▼

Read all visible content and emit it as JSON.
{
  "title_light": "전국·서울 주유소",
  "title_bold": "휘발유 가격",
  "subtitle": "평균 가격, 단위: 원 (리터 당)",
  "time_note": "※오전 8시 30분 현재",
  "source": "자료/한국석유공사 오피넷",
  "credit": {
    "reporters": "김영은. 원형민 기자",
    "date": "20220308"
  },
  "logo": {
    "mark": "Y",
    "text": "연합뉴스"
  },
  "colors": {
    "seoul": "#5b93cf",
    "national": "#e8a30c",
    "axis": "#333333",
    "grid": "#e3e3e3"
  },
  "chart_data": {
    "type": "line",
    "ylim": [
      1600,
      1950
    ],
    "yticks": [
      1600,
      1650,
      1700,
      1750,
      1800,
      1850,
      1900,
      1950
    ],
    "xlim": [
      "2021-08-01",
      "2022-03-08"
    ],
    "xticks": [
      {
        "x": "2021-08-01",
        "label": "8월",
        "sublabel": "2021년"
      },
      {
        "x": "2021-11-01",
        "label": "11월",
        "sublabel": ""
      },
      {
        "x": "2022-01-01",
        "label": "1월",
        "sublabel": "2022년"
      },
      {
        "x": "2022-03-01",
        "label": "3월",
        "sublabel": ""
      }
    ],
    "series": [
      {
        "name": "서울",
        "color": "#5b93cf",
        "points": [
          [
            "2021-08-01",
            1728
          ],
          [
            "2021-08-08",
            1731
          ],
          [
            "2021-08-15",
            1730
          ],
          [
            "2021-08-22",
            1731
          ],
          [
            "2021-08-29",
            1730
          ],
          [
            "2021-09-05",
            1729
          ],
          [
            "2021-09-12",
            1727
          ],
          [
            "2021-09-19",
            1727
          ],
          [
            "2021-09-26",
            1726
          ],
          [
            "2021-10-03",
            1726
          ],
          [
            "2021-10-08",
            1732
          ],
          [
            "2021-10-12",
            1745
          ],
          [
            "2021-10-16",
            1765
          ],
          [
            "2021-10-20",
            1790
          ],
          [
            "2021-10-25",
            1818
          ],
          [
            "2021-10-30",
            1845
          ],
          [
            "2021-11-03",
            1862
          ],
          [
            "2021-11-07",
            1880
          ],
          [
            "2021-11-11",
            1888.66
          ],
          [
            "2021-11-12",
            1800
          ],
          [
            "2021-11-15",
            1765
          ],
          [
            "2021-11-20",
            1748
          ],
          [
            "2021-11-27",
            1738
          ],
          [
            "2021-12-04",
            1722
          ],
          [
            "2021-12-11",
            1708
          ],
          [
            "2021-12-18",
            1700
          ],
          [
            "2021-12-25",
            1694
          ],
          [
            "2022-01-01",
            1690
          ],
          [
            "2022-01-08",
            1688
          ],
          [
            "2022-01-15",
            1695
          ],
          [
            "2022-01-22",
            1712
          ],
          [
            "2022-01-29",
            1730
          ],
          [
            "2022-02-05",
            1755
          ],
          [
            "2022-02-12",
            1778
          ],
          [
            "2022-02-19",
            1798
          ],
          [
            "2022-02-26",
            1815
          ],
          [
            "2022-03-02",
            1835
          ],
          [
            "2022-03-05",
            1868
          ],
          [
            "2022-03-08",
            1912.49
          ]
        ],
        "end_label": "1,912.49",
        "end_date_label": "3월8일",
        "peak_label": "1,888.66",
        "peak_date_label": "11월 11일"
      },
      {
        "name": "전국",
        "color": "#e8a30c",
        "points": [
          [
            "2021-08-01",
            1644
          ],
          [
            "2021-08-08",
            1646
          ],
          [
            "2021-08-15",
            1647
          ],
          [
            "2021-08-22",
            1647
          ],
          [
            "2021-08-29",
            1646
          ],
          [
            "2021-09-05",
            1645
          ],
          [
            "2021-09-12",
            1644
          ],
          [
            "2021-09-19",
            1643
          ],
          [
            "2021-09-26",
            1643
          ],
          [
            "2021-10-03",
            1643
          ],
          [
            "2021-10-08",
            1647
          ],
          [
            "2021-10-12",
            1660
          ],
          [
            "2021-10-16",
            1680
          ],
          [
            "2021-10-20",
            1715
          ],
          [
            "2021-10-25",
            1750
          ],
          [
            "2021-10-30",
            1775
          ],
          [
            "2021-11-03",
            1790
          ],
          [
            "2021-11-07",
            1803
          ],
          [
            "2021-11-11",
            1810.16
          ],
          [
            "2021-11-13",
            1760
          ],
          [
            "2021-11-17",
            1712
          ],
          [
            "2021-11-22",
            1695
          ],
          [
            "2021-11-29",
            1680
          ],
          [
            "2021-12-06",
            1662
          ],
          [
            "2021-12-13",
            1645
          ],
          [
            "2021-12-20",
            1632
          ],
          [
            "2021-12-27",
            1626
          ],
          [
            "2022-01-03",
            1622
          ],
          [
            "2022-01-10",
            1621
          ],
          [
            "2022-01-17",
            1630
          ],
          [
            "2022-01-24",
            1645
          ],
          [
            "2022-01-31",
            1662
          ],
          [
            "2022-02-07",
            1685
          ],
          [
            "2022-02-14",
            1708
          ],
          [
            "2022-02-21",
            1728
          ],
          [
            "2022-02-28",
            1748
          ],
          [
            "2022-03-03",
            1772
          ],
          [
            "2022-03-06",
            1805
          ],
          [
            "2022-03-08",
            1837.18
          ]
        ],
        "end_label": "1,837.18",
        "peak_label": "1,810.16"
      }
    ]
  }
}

▲

Directions for this task: From the data above, gather every line that includes the word "sublabel".

Solution for this problem:
        "sublabel": "2021년"
        "sublabel": ""
        "sublabel": "2022년"
        "sublabel": ""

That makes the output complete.